• Written instruction 1: From the text on linguistic stress, quote the part that opens with the words "Phonetic realization" and closes with "may be minimal.".
• Written instruction 2: In the text on linguistic stress, what is the stress placed on syllables within words called?

• Source text:
Stress (linguistics)
Primary stress | |
---|---|
ˈ◌ | |
IPA number | 501 |
Encoding | |
Entity (decimal) |
ˈ |
Unicode (hex) | U+02C8 |
Secondary stress | |
---|---|
ˌ◌ | |
IPA number | 502 |
Encoding | |
Entity (decimal) |
ˌ |
Unicode (hex) | U+02CC |
In linguistics, stress is the relative emphasis that may be given to certain syllables in a word, or to certain words in a phrase or sentence. The term is also used for similar patterns of phonetic prominence inside syllables. The word "accent" is often used with this sense, but it may be used for other kinds of prominence; stress specifically may thus be called stress accent or dynamic accent.
The stress placed on syllables within words is called word stress or lexical stress. The stress placed on words within sentences is called sentence stress or prosodic stress. The latter is one of the three components of prosody, along with rhythm and intonation.
Phonetic realization
The ways stress manifests itself in the speech stream are highly language-dependent. In some languages, stressed syllables have a higher or lower pitch than non-stressed syllables – this is called pitch accent (or musical accent). Other features that may characterize stressed syllables include dynamic accent (loudness), qualitative accent (differences in place or manner of articulation, typically a more peripheral articulation), and quantitative accent (syllable length, equivalent to agogic accent in music theory). Stress may be realized to varying degrees on different words in a sentence; sometimes the difference between the acoustic signals of stressed and unstressed syllables may be minimal.

• Material supplied:
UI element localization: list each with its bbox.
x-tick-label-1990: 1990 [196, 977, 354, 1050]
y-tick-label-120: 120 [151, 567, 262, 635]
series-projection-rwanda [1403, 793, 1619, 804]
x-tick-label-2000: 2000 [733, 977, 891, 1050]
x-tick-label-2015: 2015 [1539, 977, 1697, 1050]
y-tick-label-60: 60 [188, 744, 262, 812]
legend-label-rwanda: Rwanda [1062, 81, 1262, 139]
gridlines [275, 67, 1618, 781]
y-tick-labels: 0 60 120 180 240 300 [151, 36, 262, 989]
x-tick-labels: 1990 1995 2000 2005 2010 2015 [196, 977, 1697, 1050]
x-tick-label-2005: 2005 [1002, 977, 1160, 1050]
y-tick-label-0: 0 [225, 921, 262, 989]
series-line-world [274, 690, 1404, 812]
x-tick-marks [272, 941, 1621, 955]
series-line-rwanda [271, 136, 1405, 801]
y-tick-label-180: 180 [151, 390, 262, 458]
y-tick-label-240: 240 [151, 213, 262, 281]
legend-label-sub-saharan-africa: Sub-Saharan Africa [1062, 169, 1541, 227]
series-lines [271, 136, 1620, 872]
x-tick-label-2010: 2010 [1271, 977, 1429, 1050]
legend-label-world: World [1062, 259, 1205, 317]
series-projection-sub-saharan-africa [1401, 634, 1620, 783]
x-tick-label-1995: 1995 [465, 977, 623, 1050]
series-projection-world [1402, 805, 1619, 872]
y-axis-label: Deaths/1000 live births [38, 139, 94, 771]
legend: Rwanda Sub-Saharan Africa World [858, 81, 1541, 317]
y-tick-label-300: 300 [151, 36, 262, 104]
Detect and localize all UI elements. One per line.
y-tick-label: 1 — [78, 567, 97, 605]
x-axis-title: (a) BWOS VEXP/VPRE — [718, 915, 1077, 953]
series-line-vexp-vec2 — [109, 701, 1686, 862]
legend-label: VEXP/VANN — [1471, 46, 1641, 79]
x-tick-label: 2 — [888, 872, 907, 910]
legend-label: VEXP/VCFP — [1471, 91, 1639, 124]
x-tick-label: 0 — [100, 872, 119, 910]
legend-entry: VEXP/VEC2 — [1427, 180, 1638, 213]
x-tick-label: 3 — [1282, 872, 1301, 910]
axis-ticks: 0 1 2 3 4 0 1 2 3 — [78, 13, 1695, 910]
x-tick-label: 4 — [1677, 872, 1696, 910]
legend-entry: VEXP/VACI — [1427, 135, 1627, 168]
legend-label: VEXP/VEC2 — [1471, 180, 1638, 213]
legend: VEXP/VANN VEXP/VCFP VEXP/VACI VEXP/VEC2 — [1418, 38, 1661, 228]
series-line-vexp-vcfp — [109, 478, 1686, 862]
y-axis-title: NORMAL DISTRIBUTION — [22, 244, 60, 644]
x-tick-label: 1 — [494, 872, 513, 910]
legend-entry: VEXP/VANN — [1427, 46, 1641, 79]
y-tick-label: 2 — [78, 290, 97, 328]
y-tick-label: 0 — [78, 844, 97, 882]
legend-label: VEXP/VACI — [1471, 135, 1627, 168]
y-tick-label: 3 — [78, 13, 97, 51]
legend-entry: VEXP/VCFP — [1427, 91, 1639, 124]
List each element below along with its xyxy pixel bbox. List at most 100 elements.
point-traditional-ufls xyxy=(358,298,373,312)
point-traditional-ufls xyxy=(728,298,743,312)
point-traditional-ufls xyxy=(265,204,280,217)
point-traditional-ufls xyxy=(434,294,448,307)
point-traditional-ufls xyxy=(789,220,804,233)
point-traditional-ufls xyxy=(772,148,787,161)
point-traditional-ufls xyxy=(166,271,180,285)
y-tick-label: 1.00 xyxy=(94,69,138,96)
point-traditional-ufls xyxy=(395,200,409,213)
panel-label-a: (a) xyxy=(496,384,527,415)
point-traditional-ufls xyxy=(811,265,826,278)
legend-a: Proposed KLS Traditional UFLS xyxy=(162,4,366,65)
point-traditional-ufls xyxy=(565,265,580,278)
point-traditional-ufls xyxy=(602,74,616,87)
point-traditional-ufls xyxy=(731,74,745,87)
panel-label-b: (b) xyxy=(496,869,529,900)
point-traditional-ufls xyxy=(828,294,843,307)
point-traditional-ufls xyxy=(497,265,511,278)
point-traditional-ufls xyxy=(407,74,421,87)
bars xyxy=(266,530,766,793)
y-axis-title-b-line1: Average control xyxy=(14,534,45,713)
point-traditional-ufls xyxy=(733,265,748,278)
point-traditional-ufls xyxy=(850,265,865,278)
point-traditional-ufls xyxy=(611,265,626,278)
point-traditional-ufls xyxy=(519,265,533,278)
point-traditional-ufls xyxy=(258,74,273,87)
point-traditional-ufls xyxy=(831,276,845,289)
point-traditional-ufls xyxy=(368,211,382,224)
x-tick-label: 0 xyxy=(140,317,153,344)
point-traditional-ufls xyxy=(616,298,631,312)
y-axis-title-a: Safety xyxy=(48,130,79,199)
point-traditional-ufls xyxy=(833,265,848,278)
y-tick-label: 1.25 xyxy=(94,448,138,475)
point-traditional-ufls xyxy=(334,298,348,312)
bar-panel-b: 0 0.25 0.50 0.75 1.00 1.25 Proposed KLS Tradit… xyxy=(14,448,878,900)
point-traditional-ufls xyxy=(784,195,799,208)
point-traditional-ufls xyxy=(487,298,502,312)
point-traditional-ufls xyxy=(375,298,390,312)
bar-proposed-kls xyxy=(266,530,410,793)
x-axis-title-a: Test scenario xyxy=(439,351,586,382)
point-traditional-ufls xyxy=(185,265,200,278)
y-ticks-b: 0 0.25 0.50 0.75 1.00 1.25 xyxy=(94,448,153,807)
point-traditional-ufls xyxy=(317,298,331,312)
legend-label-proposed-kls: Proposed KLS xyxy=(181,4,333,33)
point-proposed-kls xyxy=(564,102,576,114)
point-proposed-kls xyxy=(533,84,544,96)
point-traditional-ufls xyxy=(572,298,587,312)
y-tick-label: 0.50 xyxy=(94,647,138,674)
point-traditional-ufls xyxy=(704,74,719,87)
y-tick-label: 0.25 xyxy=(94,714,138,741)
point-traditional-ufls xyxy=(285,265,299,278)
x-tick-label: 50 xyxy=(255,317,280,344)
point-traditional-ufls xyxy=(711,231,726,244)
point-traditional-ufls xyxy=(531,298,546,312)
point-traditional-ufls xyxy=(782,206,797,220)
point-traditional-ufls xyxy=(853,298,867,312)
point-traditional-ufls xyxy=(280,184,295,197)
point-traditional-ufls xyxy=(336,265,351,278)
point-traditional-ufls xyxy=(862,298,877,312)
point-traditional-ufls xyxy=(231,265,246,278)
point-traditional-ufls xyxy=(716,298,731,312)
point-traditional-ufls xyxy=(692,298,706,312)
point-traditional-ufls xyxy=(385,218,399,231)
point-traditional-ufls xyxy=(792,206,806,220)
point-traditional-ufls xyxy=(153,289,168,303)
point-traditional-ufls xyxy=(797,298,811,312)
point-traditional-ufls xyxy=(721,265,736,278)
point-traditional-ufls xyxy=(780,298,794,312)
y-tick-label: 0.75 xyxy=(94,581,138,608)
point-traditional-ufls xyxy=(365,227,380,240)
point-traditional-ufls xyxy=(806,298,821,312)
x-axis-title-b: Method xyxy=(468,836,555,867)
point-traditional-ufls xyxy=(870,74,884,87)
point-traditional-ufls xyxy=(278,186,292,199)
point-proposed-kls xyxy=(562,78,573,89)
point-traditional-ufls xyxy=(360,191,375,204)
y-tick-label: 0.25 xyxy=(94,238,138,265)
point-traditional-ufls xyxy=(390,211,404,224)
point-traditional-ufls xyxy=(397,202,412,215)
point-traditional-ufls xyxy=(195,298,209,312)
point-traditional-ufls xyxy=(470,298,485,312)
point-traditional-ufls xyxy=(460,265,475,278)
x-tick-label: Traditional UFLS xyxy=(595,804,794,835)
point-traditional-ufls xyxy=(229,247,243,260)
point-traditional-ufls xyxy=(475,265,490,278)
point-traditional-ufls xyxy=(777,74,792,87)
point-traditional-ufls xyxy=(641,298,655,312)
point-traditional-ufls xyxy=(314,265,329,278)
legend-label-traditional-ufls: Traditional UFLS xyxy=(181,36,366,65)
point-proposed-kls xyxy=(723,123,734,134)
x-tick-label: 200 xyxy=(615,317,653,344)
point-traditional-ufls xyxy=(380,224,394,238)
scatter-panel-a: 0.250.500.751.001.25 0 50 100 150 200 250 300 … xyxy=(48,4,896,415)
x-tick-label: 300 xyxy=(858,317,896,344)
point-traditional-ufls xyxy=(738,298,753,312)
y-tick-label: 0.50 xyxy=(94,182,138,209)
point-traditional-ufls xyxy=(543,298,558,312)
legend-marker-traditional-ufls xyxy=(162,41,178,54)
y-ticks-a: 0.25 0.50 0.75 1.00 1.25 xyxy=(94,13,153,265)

• Exercise answer 1:
Phonetic realization
The ways stress manifests itself in the speech stream are highly language-dependent. In some languages, stressed syllables have a higher or lower pitch than non-stressed syllables – this is called pitch accent (or musical accent). Other features that may characterize stressed syllables include dynamic accent (loudness), qualitative accent (differences in place or manner of articulation, typically a more peripheral articulation), and quantitative accent (syllable length, equivalent to agogic accent in music theory). Stress may be realized to varying degrees on different words in a sentence; sometimes the difference between the acoustic signals of stressed and unstressed syllables may be minimal.

• Exercise answer 2: Word stress or lexical stress.